— begin Input —
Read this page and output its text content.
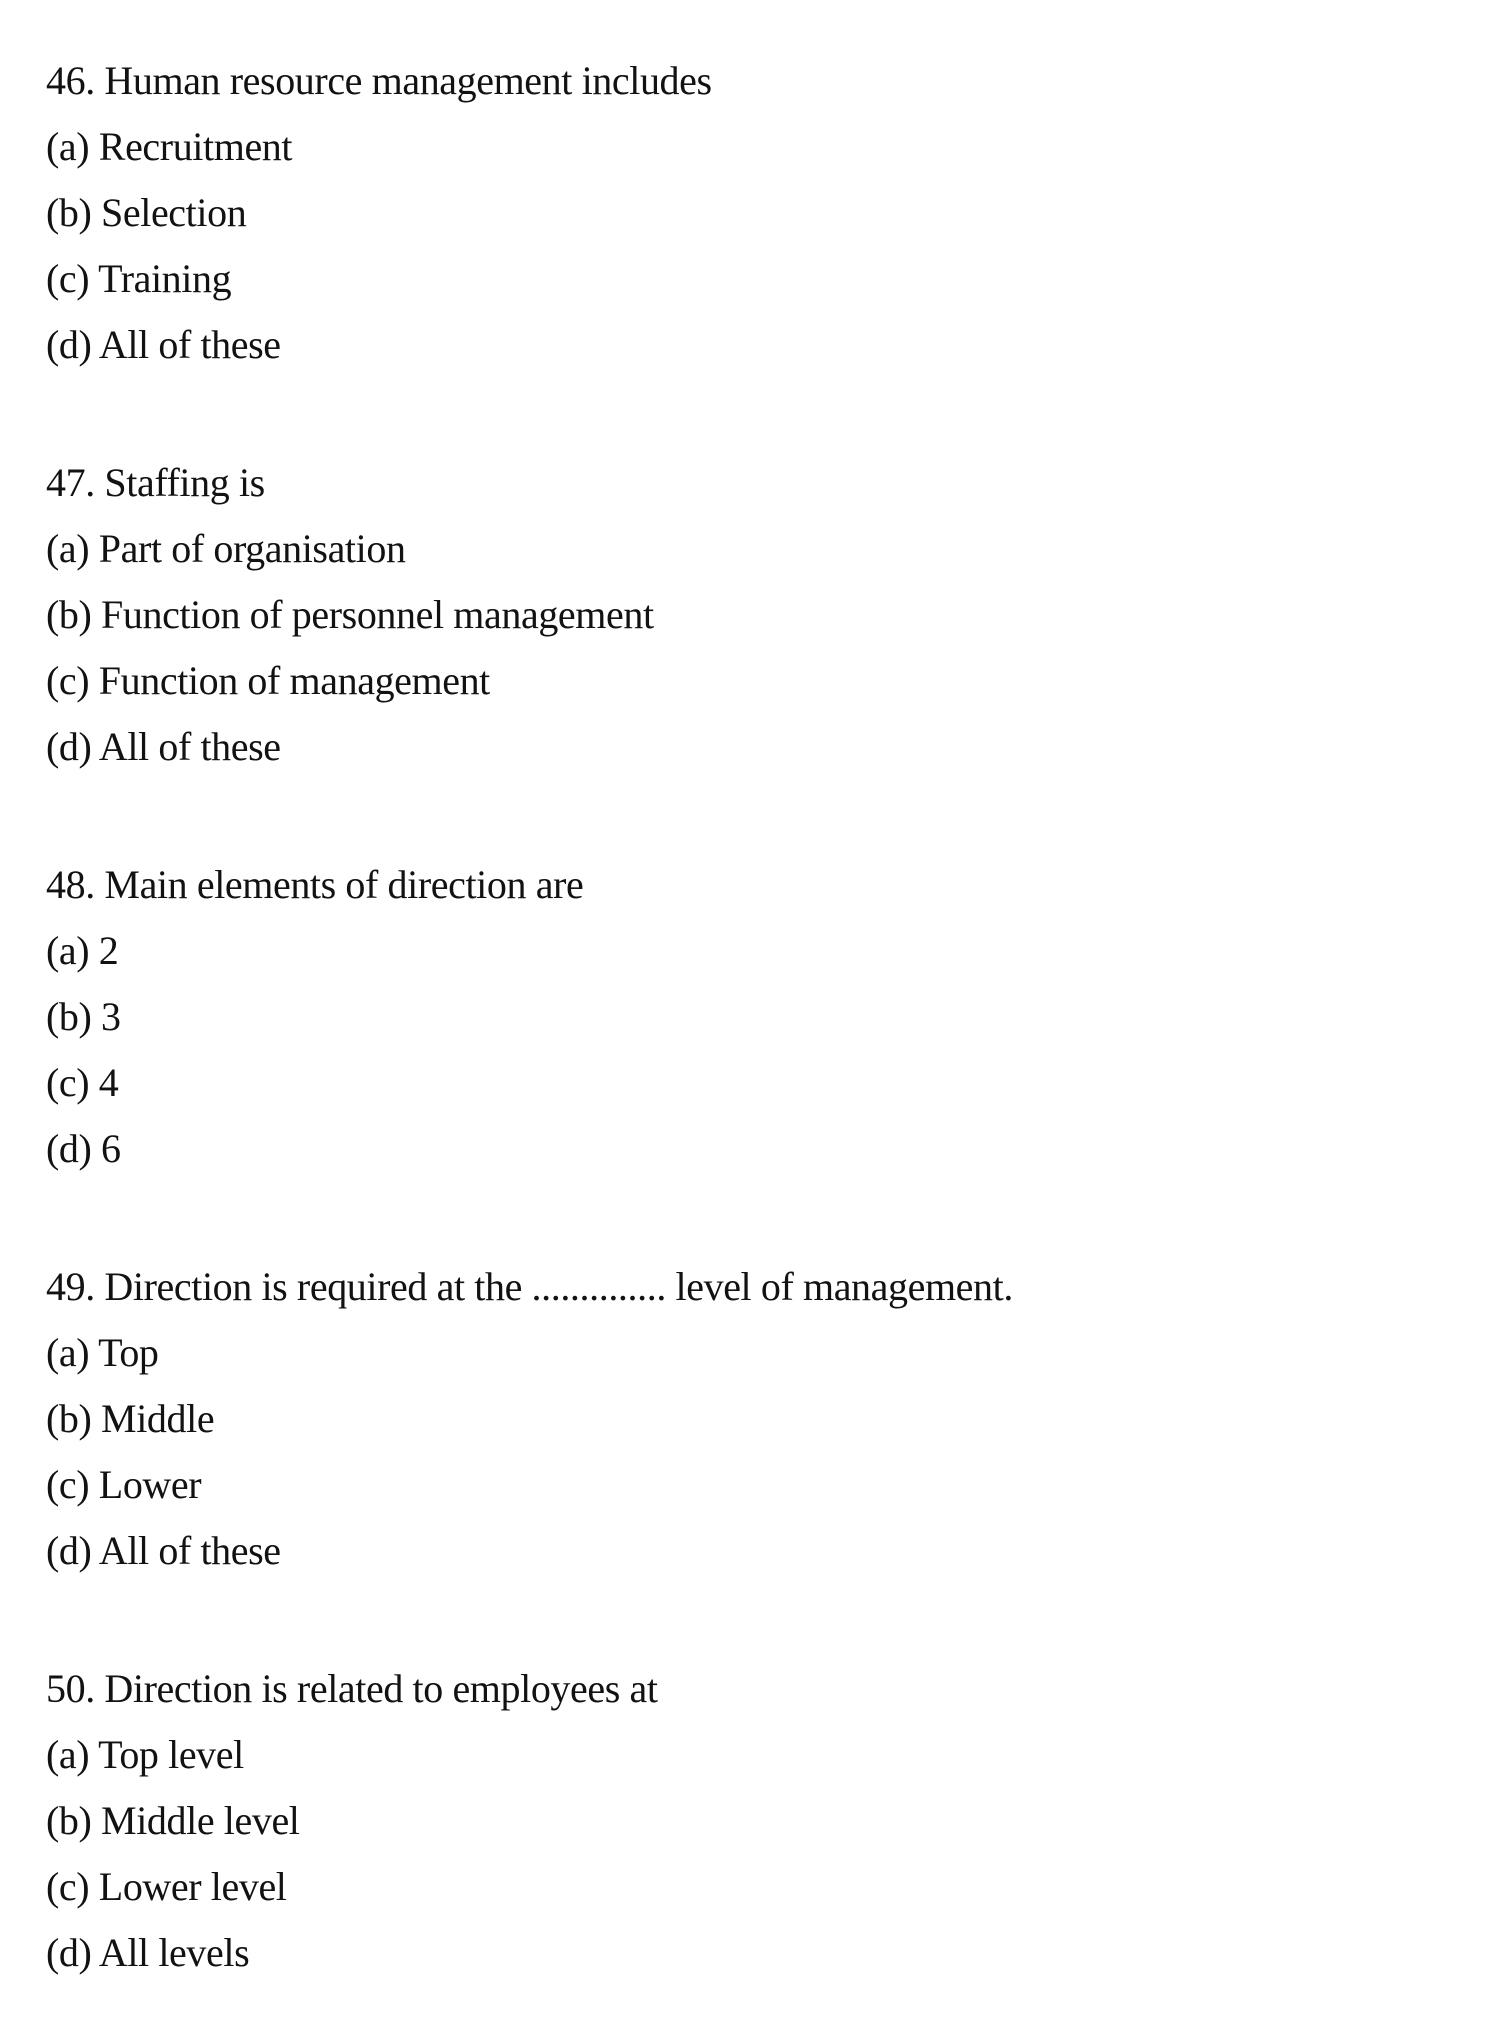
46. Human resource management includes

(a) Recruitment

(b) Selection

(c) Training

(d) All of these

47. Staffing is

(a) Part of organisation

(b) Function of personnel management

(c) Function of management

(d) All of these

48. Main elements of direction are

(a) 2

(b) 3

(c) 4

(d) 6

49. Direction is required at the .............. level of management.

(a) Top

(b) Middle

(c) Lower

(d) All of these

50. Direction is related to employees at

(a) Top level

(b) Middle level

(c) Lower level

(d) All levels
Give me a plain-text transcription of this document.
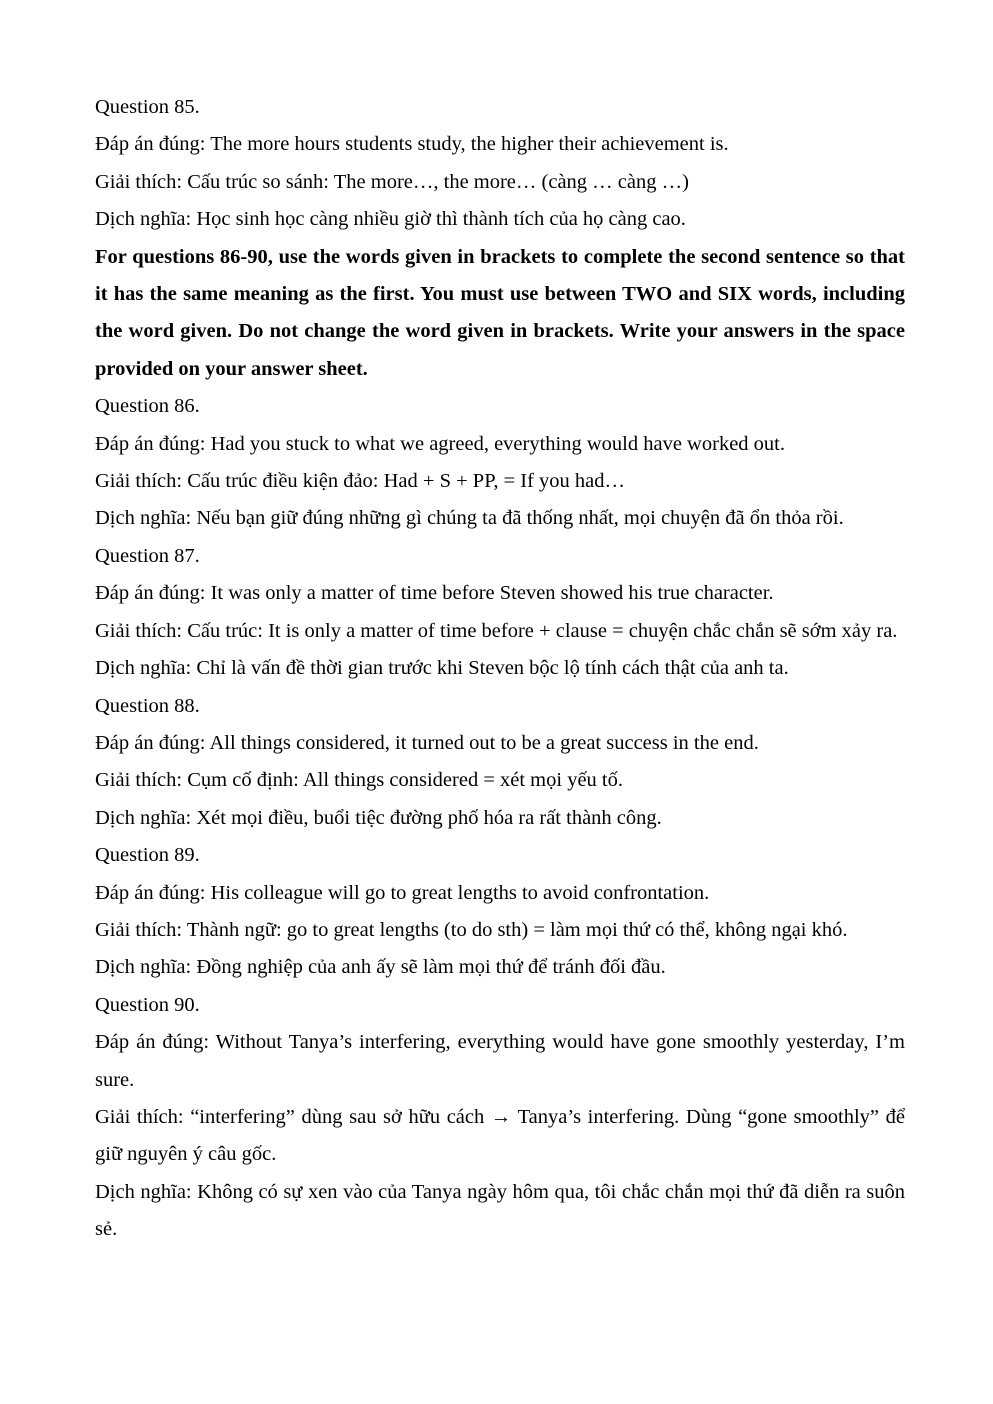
Question 85.

Đáp án đúng: The more hours students study, the higher their achievement is.

Giải thích: Cấu trúc so sánh: The more…, the more… (càng … càng …)

Dịch nghĩa: Học sinh học càng nhiều giờ thì thành tích của họ càng cao.

For questions 86-90, use the words given in brackets to complete the second sentence so that it has the same meaning as the first. You must use between TWO and SIX words, including the word given. Do not change the word given in brackets. Write your answers in the space provided on your answer sheet.

Question 86.

Đáp án đúng: Had you stuck to what we agreed, everything would have worked out.

Giải thích: Cấu trúc điều kiện đảo: Had + S + PP, = If you had…

Dịch nghĩa: Nếu bạn giữ đúng những gì chúng ta đã thống nhất, mọi chuyện đã ổn thỏa rồi.

Question 87.

Đáp án đúng: It was only a matter of time before Steven showed his true character.

Giải thích: Cấu trúc: It is only a matter of time before + clause = chuyện chắc chắn sẽ sớm xảy ra.

Dịch nghĩa: Chỉ là vấn đề thời gian trước khi Steven bộc lộ tính cách thật của anh ta.

Question 88.

Đáp án đúng: All things considered, it turned out to be a great success in the end.

Giải thích: Cụm cố định: All things considered = xét mọi yếu tố.

Dịch nghĩa: Xét mọi điều, buổi tiệc đường phố hóa ra rất thành công.

Question 89.

Đáp án đúng: His colleague will go to great lengths to avoid confrontation.

Giải thích: Thành ngữ: go to great lengths (to do sth) = làm mọi thứ có thể, không ngại khó.

Dịch nghĩa: Đồng nghiệp của anh ấy sẽ làm mọi thứ để tránh đối đầu.

Question 90.

Đáp án đúng: Without Tanya’s interfering, everything would have gone smoothly yesterday, I’m sure.

Giải thích: “interfering” dùng sau sở hữu cách → Tanya’s interfering. Dùng “gone smoothly” để giữ nguyên ý câu gốc.

Dịch nghĩa: Không có sự xen vào của Tanya ngày hôm qua, tôi chắc chắn mọi thứ đã diễn ra suôn sẻ.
— end Input —
Directions:
Could you repeat all of the material exactly? Pictures should not be copied.

Task answer:
Read this page and output its text content.
46. Human resource management includes

(a) Recruitment

(b) Selection

(c) Training

(d) All of these

47. Staffing is

(a) Part of organisation

(b) Function of personnel management

(c) Function of management

(d) All of these

48. Main elements of direction are

(a) 2

(b) 3

(c) 4

(d) 6

49. Direction is required at the .............. level of management.

(a) Top

(b) Middle

(c) Lower

(d) All of these

50. Direction is related to employees at

(a) Top level

(b) Middle level

(c) Lower level

(d) All levels
Give me a plain-text transcription of this document.
Question 85.

Đáp án đúng: The more hours students study, the higher their achievement is.

Giải thích: Cấu trúc so sánh: The more…, the more… (càng … càng …)

Dịch nghĩa: Học sinh học càng nhiều giờ thì thành tích của họ càng cao.

For questions 86-90, use the words given in brackets to complete the second sentence so that it has the same meaning as the first. You must use between TWO and SIX words, including the word given. Do not change the word given in brackets. Write your answers in the space provided on your answer sheet.

Question 86.

Đáp án đúng: Had you stuck to what we agreed, everything would have worked out.

Giải thích: Cấu trúc điều kiện đảo: Had + S + PP, = If you had…

Dịch nghĩa: Nếu bạn giữ đúng những gì chúng ta đã thống nhất, mọi chuyện đã ổn thỏa rồi.

Question 87.

Đáp án đúng: It was only a matter of time before Steven showed his true character.

Giải thích: Cấu trúc: It is only a matter of time before + clause = chuyện chắc chắn sẽ sớm xảy ra.

Dịch nghĩa: Chỉ là vấn đề thời gian trước khi Steven bộc lộ tính cách thật của anh ta.

Question 88.

Đáp án đúng: All things considered, it turned out to be a great success in the end.

Giải thích: Cụm cố định: All things considered = xét mọi yếu tố.

Dịch nghĩa: Xét mọi điều, buổi tiệc đường phố hóa ra rất thành công.

Question 89.

Đáp án đúng: His colleague will go to great lengths to avoid confrontation.

Giải thích: Thành ngữ: go to great lengths (to do sth) = làm mọi thứ có thể, không ngại khó.

Dịch nghĩa: Đồng nghiệp của anh ấy sẽ làm mọi thứ để tránh đối đầu.

Question 90.

Đáp án đúng: Without Tanya’s interfering, everything would have gone smoothly yesterday, I’m sure.

Giải thích: “interfering” dùng sau sở hữu cách → Tanya’s interfering. Dùng “gone smoothly” để giữ nguyên ý câu gốc.

Dịch nghĩa: Không có sự xen vào của Tanya ngày hôm qua, tôi chắc chắn mọi thứ đã diễn ra suôn sẻ.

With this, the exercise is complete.